*Instruction*: Select every line holding the word "children" and copy it.

[start]

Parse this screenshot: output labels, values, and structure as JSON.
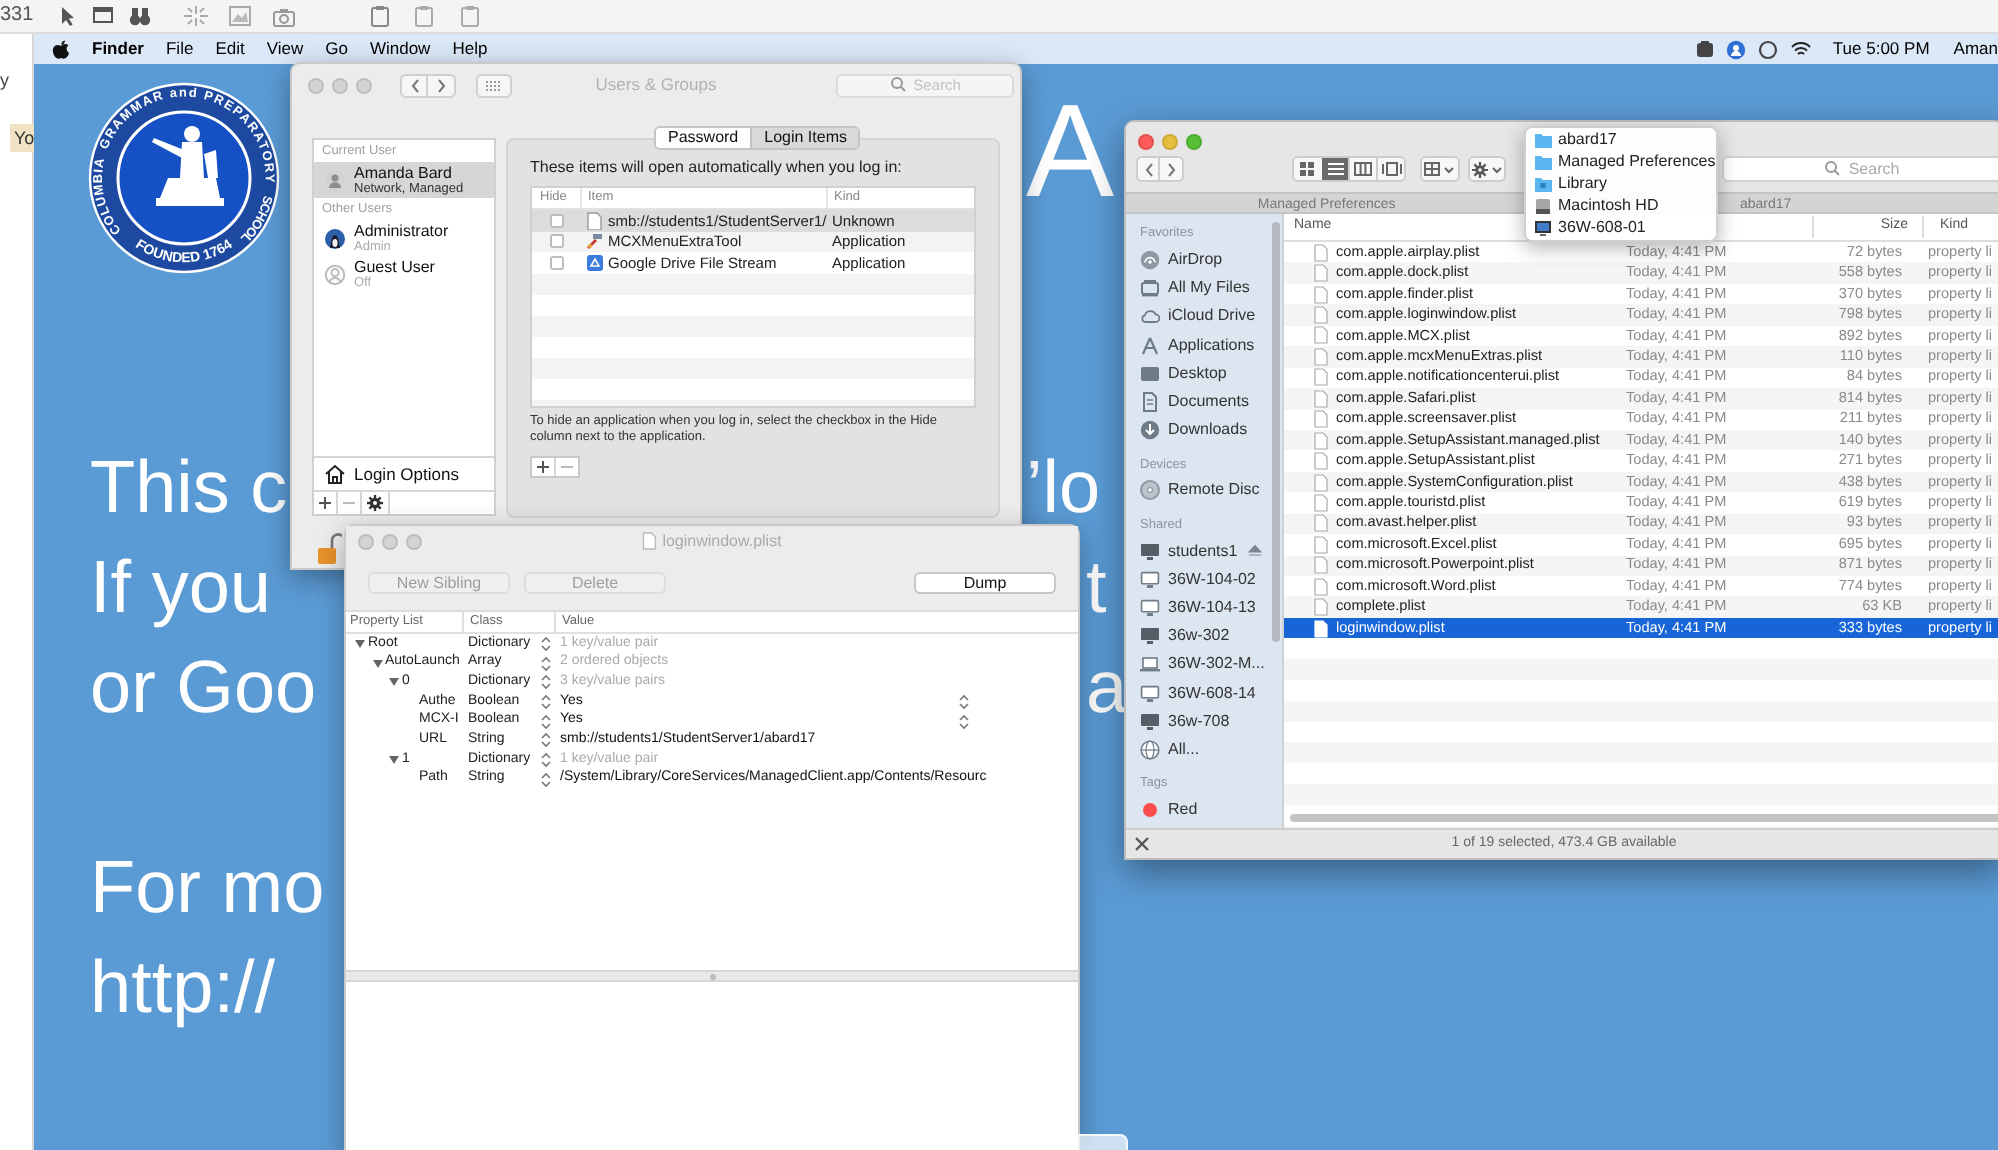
{
  "background_app": {
    "corner_text": "331",
    "side_text": "y",
    "tab_text": "Yo"
  },
  "menu_bar": {
    "app": "Finder",
    "items": [
      "File",
      "Edit",
      "View",
      "Go",
      "Window",
      "Help"
    ],
    "clock": "Tue 5:00 PM",
    "user": "Aman"
  },
  "slide": {
    "seal": {
      "ring_words": [
        "COLUMBIA",
        "GRAMMAR and PREPARATORY",
        "SCHOOL"
      ],
      "founded": "FOUNDED 1764"
    },
    "heading_fragment": "A",
    "lines": [
      {
        "left": "This c",
        "right": "’lo"
      },
      {
        "left": "If you",
        "right": "t"
      },
      {
        "left": "or Goo",
        "right": "a"
      },
      {
        "left": "For mo"
      },
      {
        "left": "http://"
      }
    ]
  },
  "users_groups": {
    "title": "Users & Groups",
    "search_placeholder": "Search",
    "sections": [
      {
        "header": "Current User",
        "users": [
          {
            "name": "Amanda Bard",
            "role": "Network, Managed",
            "selected": true
          }
        ]
      },
      {
        "header": "Other Users",
        "users": [
          {
            "name": "Administrator",
            "role": "Admin",
            "selected": false
          },
          {
            "name": "Guest User",
            "role": "Off",
            "selected": false
          }
        ]
      }
    ],
    "login_options": "Login Options",
    "tabs": [
      {
        "label": "Password",
        "selected": false
      },
      {
        "label": "Login Items",
        "selected": true
      }
    ],
    "intro": "These items will open automatically when you log in:",
    "columns": [
      "Hide",
      "Item",
      "Kind"
    ],
    "items": [
      {
        "hide": false,
        "name": "smb://students1/StudentServer1/",
        "kind": "Unknown",
        "selected": true
      },
      {
        "hide": false,
        "name": "MCXMenuExtraTool",
        "kind": "Application",
        "selected": false
      },
      {
        "hide": false,
        "name": "Google Drive File Stream",
        "kind": "Application",
        "selected": false
      }
    ],
    "hint": "To hide an application when you log in, select the checkbox in the Hide column next to the application."
  },
  "plist_editor": {
    "title": "loginwindow.plist",
    "buttons": [
      {
        "label": "New Sibling",
        "disabled": true
      },
      {
        "label": "Delete",
        "disabled": true
      },
      {
        "label": "Dump",
        "disabled": false
      }
    ],
    "columns": [
      "Property List",
      "Class",
      "Value"
    ],
    "rows": [
      {
        "key": "Root",
        "class": "Dictionary",
        "value": "1 key/value pair",
        "kind": "container",
        "expanded": true,
        "children": [
          {
            "key": "AutoLaunch",
            "class": "Array",
            "value": "2 ordered objects",
            "kind": "container",
            "expanded": true,
            "children": [
              {
                "key": "0",
                "class": "Dictionary",
                "value": "3 key/value pairs",
                "kind": "container",
                "expanded": true,
                "children": [
                  {
                    "key": "Authe",
                    "class": "Boolean",
                    "value": "Yes",
                    "kind": "choice"
                  },
                  {
                    "key": "MCX-I",
                    "class": "Boolean",
                    "value": "Yes",
                    "kind": "choice"
                  },
                  {
                    "key": "URL",
                    "class": "String",
                    "value": "smb://students1/StudentServer1/abard17",
                    "kind": "text"
                  }
                ]
              },
              {
                "key": "1",
                "class": "Dictionary",
                "value": "1 key/value pair",
                "kind": "container",
                "expanded": true,
                "children": [
                  {
                    "key": "Path",
                    "class": "String",
                    "value": "/System/Library/CoreServices/ManagedClient.app/Contents/Resourc",
                    "kind": "text"
                  }
                ]
              }
            ]
          }
        ]
      }
    ]
  },
  "finder": {
    "search_placeholder": "Search",
    "path_bar": [
      "Managed Preferences",
      "abard17"
    ],
    "path_menu": [
      {
        "label": "abard17"
      },
      {
        "label": "Managed Preferences"
      },
      {
        "label": "Library"
      },
      {
        "label": "Macintosh HD"
      },
      {
        "label": "36W-608-01"
      }
    ],
    "sidebar": [
      {
        "header": "Favorites",
        "items": [
          {
            "label": "AirDrop"
          },
          {
            "label": "All My Files"
          },
          {
            "label": "iCloud Drive"
          },
          {
            "label": "Applications"
          },
          {
            "label": "Desktop"
          },
          {
            "label": "Documents"
          },
          {
            "label": "Downloads"
          }
        ]
      },
      {
        "header": "Devices",
        "items": [
          {
            "label": "Remote Disc"
          }
        ]
      },
      {
        "header": "Shared",
        "items": [
          {
            "label": "students1",
            "eject": true
          },
          {
            "label": "36W-104-02",
            "eject": false
          },
          {
            "label": "36W-104-13",
            "eject": false
          },
          {
            "label": "36w-302",
            "eject": false
          },
          {
            "label": "36W-302-M...",
            "eject": false
          },
          {
            "label": "36W-608-14",
            "eject": false
          },
          {
            "label": "36w-708",
            "eject": false
          },
          {
            "label": "All...",
            "eject": false
          }
        ]
      },
      {
        "header": "Tags",
        "items": [
          {
            "label": "Red",
            "color": "#fc4d4d"
          }
        ]
      }
    ],
    "columns": [
      "Name",
      "Size",
      "Kind"
    ],
    "files": [
      {
        "name": "com.apple.airplay.plist",
        "date": "Today, 4:41 PM",
        "size": "72 bytes",
        "kind": "property li",
        "selected": false
      },
      {
        "name": "com.apple.dock.plist",
        "date": "Today, 4:41 PM",
        "size": "558 bytes",
        "kind": "property li",
        "selected": false
      },
      {
        "name": "com.apple.finder.plist",
        "date": "Today, 4:41 PM",
        "size": "370 bytes",
        "kind": "property li",
        "selected": false
      },
      {
        "name": "com.apple.loginwindow.plist",
        "date": "Today, 4:41 PM",
        "size": "798 bytes",
        "kind": "property li",
        "selected": false
      },
      {
        "name": "com.apple.MCX.plist",
        "date": "Today, 4:41 PM",
        "size": "892 bytes",
        "kind": "property li",
        "selected": false
      },
      {
        "name": "com.apple.mcxMenuExtras.plist",
        "date": "Today, 4:41 PM",
        "size": "110 bytes",
        "kind": "property li",
        "selected": false
      },
      {
        "name": "com.apple.notificationcenterui.plist",
        "date": "Today, 4:41 PM",
        "size": "84 bytes",
        "kind": "property li",
        "selected": false
      },
      {
        "name": "com.apple.Safari.plist",
        "date": "Today, 4:41 PM",
        "size": "814 bytes",
        "kind": "property li",
        "selected": false
      },
      {
        "name": "com.apple.screensaver.plist",
        "date": "Today, 4:41 PM",
        "size": "211 bytes",
        "kind": "property li",
        "selected": false
      },
      {
        "name": "com.apple.SetupAssistant.managed.plist",
        "date": "Today, 4:41 PM",
        "size": "140 bytes",
        "kind": "property li",
        "selected": false
      },
      {
        "name": "com.apple.SetupAssistant.plist",
        "date": "Today, 4:41 PM",
        "size": "271 bytes",
        "kind": "property li",
        "selected": false
      },
      {
        "name": "com.apple.SystemConfiguration.plist",
        "date": "Today, 4:41 PM",
        "size": "438 bytes",
        "kind": "property li",
        "selected": false
      },
      {
        "name": "com.apple.touristd.plist",
        "date": "Today, 4:41 PM",
        "size": "619 bytes",
        "kind": "property li",
        "selected": false
      },
      {
        "name": "com.avast.helper.plist",
        "date": "Today, 4:41 PM",
        "size": "93 bytes",
        "kind": "property li",
        "selected": false
      },
      {
        "name": "com.microsoft.Excel.plist",
        "date": "Today, 4:41 PM",
        "size": "695 bytes",
        "kind": "property li",
        "selected": false
      },
      {
        "name": "com.microsoft.Powerpoint.plist",
        "date": "Today, 4:41 PM",
        "size": "871 bytes",
        "kind": "property li",
        "selected": false
      },
      {
        "name": "com.microsoft.Word.plist",
        "date": "Today, 4:41 PM",
        "size": "774 bytes",
        "kind": "property li",
        "selected": false
      },
      {
        "name": "complete.plist",
        "date": "Today, 4:41 PM",
        "size": "63 KB",
        "kind": "property li",
        "selected": false
      },
      {
        "name": "loginwindow.plist",
        "date": "Today, 4:41 PM",
        "size": "333 bytes",
        "kind": "property li",
        "selected": true
      }
    ],
    "status": "1 of 19 selected, 473.4 GB available"
  }
}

[end]

*In response*:
        "children": [
            "children": [
                "children": [
                "children": [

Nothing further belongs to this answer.